■ The exercise
Pictures stay out; everything else in the records below is copied exactly.

■ Supplied records
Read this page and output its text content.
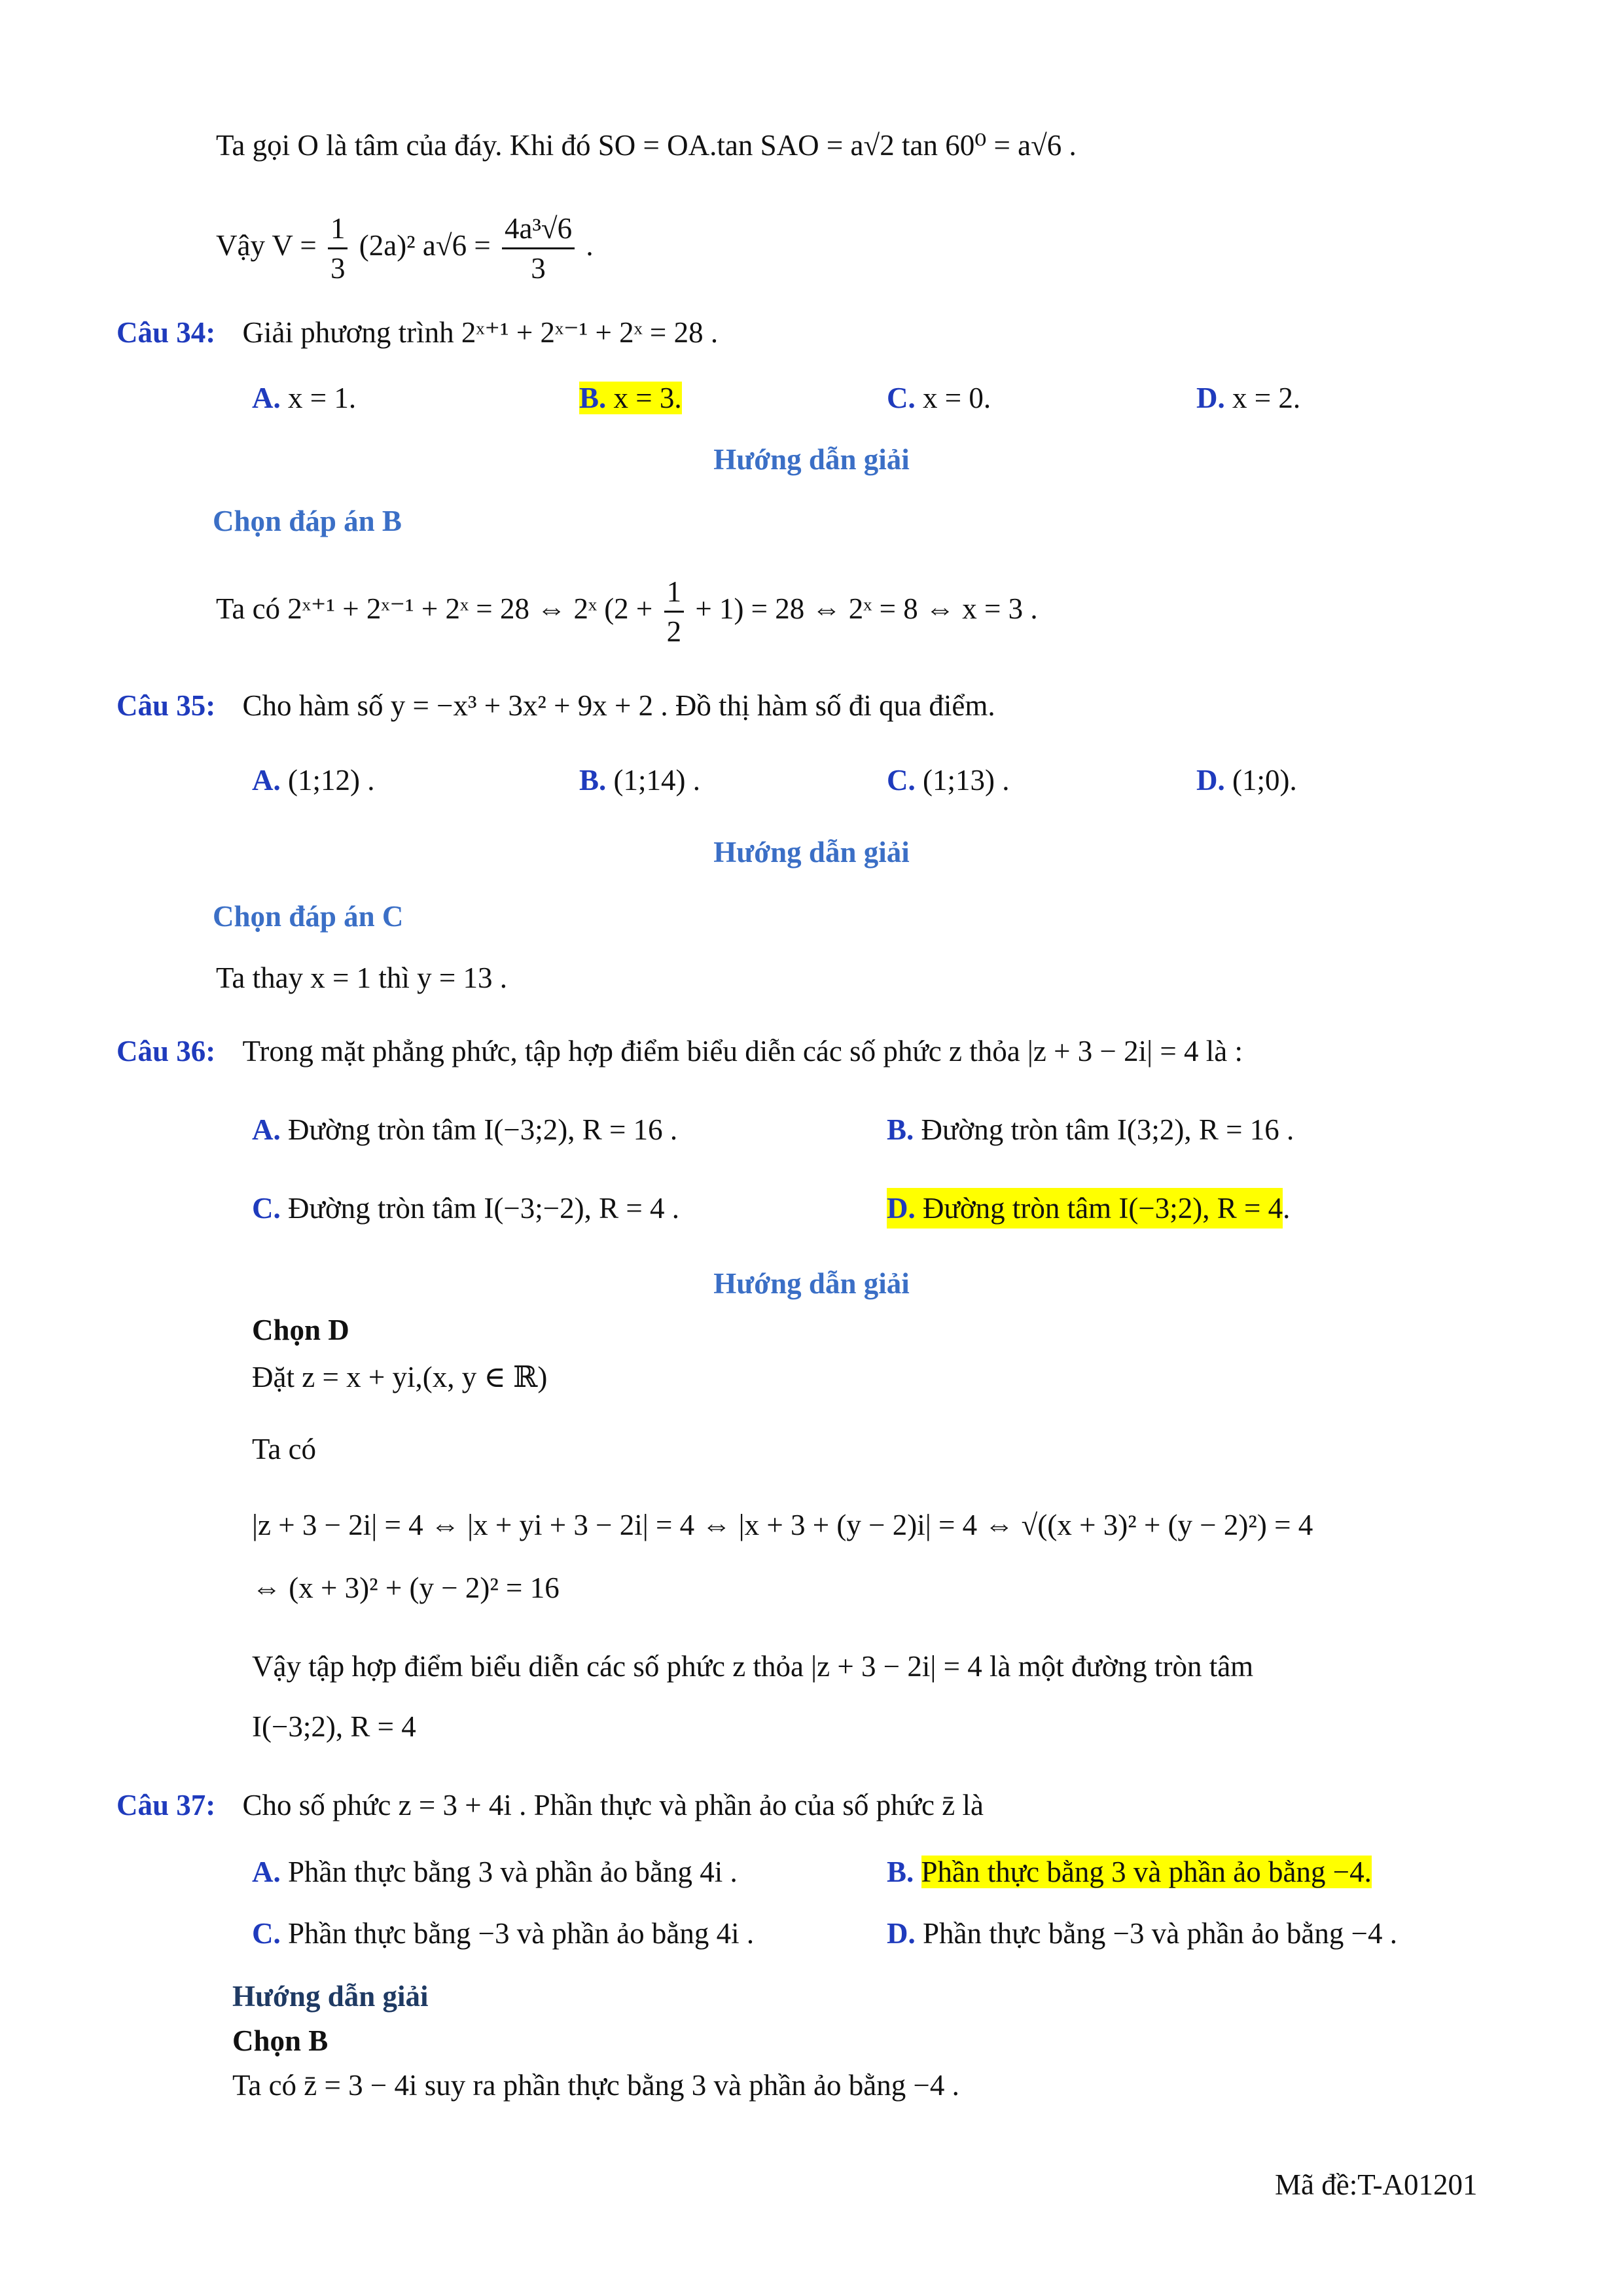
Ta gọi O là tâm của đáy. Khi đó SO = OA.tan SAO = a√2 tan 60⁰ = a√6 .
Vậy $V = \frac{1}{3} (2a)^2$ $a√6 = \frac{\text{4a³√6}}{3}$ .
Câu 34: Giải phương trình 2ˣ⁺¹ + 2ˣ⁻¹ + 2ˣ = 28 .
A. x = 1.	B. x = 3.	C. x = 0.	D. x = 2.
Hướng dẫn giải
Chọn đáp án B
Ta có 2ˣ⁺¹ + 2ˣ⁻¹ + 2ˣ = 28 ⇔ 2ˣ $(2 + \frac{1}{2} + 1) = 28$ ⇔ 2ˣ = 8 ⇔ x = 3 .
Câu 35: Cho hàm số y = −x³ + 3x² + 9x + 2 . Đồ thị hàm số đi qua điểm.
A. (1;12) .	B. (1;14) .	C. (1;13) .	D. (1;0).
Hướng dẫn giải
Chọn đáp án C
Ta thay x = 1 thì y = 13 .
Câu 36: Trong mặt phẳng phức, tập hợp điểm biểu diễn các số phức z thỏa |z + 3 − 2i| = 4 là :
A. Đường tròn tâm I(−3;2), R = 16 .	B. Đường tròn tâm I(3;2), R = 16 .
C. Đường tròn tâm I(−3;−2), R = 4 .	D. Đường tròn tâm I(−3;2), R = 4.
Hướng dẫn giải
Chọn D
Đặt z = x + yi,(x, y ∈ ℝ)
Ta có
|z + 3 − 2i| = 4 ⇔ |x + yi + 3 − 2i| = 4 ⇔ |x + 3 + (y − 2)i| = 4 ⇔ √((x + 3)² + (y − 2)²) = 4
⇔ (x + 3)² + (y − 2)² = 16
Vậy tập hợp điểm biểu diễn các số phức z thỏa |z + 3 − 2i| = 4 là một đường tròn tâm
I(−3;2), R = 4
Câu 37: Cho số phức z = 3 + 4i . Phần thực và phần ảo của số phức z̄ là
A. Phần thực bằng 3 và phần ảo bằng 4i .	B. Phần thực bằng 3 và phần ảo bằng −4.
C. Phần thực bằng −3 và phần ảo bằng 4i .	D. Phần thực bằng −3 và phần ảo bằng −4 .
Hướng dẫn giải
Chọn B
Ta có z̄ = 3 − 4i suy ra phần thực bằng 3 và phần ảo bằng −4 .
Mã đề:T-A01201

■ Task output
Read this page and output its text content.
Ta gọi O là tâm của đáy. Khi đó SO = OA.tan SAO = a√2 tan 60⁰ = a√6 .
Vậy $V = \frac{1}{3} (2a)^2$ $a√6 = \frac{\text{4a³√6}}{3}$ .
Câu 34: Giải phương trình 2ˣ⁺¹ + 2ˣ⁻¹ + 2ˣ = 28 .
A. x = 1.	B. x = 3.	C. x = 0.	D. x = 2.
Hướng dẫn giải
Chọn đáp án B
Ta có 2ˣ⁺¹ + 2ˣ⁻¹ + 2ˣ = 28 ⇔ 2ˣ $(2 + \frac{1}{2} + 1) = 28$ ⇔ 2ˣ = 8 ⇔ x = 3 .
Câu 35: Cho hàm số y = −x³ + 3x² + 9x + 2 . Đồ thị hàm số đi qua điểm.
A. (1;12) .	B. (1;14) .	C. (1;13) .	D. (1;0).
Hướng dẫn giải
Chọn đáp án C
Ta thay x = 1 thì y = 13 .
Câu 36: Trong mặt phẳng phức, tập hợp điểm biểu diễn các số phức z thỏa |z + 3 − 2i| = 4 là :
A. Đường tròn tâm I(−3;2), R = 16 .	B. Đường tròn tâm I(3;2), R = 16 .
C. Đường tròn tâm I(−3;−2), R = 4 .	D. Đường tròn tâm I(−3;2), R = 4.
Hướng dẫn giải
Chọn D
Đặt z = x + yi,(x, y ∈ ℝ)
Ta có
|z + 3 − 2i| = 4 ⇔ |x + yi + 3 − 2i| = 4 ⇔ |x + 3 + (y − 2)i| = 4 ⇔ √((x + 3)² + (y − 2)²) = 4
⇔ (x + 3)² + (y − 2)² = 16
Vậy tập hợp điểm biểu diễn các số phức z thỏa |z + 3 − 2i| = 4 là một đường tròn tâm
I(−3;2), R = 4
Câu 37: Cho số phức z = 3 + 4i . Phần thực và phần ảo của số phức z̄ là
A. Phần thực bằng 3 và phần ảo bằng 4i .	B. Phần thực bằng 3 và phần ảo bằng −4.
C. Phần thực bằng −3 và phần ảo bằng 4i .	D. Phần thực bằng −3 và phần ảo bằng −4 .
Hướng dẫn giải
Chọn B
Ta có z̄ = 3 − 4i suy ra phần thực bằng 3 và phần ảo bằng −4 .
Mã đề:T-A01201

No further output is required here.